SOURCE PASSAGE:
__________________________________________________

Hey, so I just bought a
shower curtain, put it up myself.

The bathroom is
now fully functional.

Oh, my God.

I didn't even recognize you.

ELENA: Doesn't
her hair look great?

If you say so.

Thanks.

It'll grow out, right?

Noel!

I'm just asking.

Okay, so you have a
bad hair year, you know?

Go buy a hat.

Is this making you feel better?

Yeah, I feel great. Thanks.

Will you stop?

All right, I'm gonna leave.

You know, I was really
hoping there was a chance

we could work past this.

Well, we can't.

Obviously. Obviously.

See you later.

I'll call you.

That was a very
jerky thing to do.

I'm not the one
who cut her hair.

Sally, of course I
sympathize with Noel,

and I feel terrible about
everything that happened,

but it was obvious that Noel and I
could not be in the same room together.

And that was that.

Hey. Hey.

Uh, Bridgid, no "T," right?

Do I know you?

Yeah, Noel. Um...
We met last weekend.

You gave me your number,

which, uh, turned out to be

the number for Ray's
Original. (CHUCKLES)

Oh.

Yeah, but good timing
on that, by the way.

I was really in the mood
for a pizza right then.

I'm sorry about that.

Uh, I'm going to ask
for your number again,

and, uh, this time,
just so you know,

I'm kind of in the
mood for Chinese food.

(CHUCKLES)

FELICITY: (SIGHS) So there I
was, I mean, ready for this new class,

this big change,
ready for the future.

But then, something
happened I hadn't planned on.

Turns out my past had
decided to take an art class, too.

Uh, I forgot to
assign you partners

for your homework project.

Let's see. What if you just pair
up with the person to your left?

Hi. I'm Felicity.

Hi. Bridgid.

It's nice to meet
you. Yeah, you, too.

So, basically, art is my life.

Really?

And, uh, one more thing.

Critiques start Friday.

They can be quite
difficult for newcomers,

so, be prepared to shore
up those fragile self-esteems.

(CLASS LAUGH)

That's a little nerve-racking.

__________________________________________________

DATASET ENTRIES:
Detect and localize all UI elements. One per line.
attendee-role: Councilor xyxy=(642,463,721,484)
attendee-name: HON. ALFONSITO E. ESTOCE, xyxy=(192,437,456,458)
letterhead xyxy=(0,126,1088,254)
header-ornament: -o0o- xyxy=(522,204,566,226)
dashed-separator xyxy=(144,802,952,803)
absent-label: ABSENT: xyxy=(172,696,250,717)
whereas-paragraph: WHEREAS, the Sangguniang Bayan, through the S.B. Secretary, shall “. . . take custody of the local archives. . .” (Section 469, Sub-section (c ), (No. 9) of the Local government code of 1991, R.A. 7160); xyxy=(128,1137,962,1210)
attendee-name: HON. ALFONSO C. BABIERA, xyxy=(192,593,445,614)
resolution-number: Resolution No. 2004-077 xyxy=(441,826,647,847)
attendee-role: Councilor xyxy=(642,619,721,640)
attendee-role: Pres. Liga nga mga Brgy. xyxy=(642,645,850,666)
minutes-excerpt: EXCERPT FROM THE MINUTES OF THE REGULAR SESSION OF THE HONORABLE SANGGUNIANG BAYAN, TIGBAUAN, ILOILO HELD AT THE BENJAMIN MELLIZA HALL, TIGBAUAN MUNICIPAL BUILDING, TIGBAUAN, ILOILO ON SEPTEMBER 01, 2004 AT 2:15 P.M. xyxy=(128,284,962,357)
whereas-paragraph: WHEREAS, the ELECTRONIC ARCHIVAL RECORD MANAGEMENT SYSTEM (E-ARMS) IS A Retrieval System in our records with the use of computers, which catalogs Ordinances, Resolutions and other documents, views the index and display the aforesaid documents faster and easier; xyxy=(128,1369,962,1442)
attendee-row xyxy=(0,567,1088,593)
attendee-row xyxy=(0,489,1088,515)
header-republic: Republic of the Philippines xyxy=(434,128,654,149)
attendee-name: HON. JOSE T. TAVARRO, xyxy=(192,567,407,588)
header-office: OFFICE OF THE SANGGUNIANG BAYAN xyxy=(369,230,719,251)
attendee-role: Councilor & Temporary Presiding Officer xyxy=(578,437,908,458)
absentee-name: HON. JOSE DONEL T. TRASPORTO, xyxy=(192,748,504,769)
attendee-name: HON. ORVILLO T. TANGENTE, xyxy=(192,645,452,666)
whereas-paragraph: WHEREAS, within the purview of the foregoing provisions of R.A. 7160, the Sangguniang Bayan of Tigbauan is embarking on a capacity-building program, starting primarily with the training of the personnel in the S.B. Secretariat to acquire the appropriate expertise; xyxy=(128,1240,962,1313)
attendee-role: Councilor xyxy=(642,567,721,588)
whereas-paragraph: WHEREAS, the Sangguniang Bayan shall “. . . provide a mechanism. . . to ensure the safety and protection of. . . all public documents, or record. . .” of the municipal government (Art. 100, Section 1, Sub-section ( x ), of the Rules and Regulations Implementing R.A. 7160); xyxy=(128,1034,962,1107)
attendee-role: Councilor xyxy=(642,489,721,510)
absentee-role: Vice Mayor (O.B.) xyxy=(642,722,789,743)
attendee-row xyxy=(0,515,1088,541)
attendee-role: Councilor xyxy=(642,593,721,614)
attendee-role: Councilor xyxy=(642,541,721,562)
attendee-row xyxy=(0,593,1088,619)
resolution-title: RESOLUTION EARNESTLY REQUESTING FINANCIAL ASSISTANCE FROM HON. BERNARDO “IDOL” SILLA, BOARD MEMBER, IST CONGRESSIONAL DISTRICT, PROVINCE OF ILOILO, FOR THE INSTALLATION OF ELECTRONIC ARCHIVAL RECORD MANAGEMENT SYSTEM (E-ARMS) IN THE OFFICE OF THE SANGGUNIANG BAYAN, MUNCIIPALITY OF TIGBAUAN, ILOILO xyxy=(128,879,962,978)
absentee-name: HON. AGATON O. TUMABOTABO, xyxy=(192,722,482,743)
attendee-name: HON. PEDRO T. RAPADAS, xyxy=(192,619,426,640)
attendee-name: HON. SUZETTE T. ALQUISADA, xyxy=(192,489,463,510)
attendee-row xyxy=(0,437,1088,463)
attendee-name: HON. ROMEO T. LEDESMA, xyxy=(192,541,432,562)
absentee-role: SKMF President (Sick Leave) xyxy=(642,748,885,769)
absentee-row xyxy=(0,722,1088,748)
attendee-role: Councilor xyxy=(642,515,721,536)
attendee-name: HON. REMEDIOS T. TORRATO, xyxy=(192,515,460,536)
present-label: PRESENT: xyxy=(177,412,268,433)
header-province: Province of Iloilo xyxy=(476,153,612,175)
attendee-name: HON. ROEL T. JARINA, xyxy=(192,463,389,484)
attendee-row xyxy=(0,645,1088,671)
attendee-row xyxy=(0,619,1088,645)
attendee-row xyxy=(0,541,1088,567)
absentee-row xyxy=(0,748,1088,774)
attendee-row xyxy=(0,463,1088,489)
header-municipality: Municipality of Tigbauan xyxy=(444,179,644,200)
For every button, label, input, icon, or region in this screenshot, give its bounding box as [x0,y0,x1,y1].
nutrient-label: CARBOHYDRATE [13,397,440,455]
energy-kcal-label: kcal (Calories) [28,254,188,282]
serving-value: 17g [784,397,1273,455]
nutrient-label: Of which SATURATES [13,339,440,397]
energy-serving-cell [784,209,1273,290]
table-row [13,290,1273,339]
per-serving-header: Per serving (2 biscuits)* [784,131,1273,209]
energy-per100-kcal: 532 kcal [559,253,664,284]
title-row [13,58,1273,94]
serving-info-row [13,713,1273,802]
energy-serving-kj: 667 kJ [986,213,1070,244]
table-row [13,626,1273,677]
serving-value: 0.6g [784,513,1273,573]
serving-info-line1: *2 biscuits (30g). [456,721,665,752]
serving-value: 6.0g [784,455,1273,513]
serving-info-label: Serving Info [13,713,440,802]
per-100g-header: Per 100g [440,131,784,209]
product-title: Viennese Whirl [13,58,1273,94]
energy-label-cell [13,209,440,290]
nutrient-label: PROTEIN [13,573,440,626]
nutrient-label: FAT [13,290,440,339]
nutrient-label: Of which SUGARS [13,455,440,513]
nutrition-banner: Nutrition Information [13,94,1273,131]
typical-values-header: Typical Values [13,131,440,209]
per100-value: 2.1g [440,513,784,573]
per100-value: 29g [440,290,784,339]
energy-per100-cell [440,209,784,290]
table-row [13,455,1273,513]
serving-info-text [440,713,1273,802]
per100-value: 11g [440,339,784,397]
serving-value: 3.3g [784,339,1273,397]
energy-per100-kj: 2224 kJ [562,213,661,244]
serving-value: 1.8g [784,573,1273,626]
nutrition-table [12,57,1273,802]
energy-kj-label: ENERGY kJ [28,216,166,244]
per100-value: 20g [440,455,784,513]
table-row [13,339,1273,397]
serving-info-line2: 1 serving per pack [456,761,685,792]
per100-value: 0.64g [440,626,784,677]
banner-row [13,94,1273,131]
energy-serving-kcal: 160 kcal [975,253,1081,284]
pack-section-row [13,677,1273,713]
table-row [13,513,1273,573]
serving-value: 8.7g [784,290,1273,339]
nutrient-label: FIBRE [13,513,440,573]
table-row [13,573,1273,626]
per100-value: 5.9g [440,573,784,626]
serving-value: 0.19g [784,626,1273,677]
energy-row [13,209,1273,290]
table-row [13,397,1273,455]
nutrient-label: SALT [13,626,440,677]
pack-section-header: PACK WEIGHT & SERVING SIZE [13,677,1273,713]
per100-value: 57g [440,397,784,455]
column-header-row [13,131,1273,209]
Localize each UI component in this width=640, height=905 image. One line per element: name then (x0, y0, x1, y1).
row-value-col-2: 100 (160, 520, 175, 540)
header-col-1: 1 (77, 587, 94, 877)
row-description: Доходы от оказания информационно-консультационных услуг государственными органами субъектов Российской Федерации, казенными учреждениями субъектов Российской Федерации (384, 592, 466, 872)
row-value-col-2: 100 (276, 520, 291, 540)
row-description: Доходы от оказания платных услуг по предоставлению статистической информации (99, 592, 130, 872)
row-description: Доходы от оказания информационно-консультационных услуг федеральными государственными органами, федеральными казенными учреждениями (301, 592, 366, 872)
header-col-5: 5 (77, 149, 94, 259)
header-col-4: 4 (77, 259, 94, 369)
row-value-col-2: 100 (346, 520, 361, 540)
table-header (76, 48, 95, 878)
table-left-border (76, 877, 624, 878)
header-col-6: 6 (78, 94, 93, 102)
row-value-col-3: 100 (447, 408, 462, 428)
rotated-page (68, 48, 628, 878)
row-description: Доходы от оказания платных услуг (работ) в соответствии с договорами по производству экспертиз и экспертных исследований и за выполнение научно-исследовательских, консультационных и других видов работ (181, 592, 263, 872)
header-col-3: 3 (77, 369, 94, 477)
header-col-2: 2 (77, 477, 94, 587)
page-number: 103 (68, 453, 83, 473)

__________________________________________________

Reproduce the part of the dialogue transcript above between "Critiques start Friday." and "a little nerve-racking.", inclusive, word for word.

YOUR RESPONSE:
Critiques start Friday.

They can be quite
difficult for newcomers,

so, be prepared to shore
up those fragile self-esteems.

(CLASS LAUGH)

That's a little nerve-racking.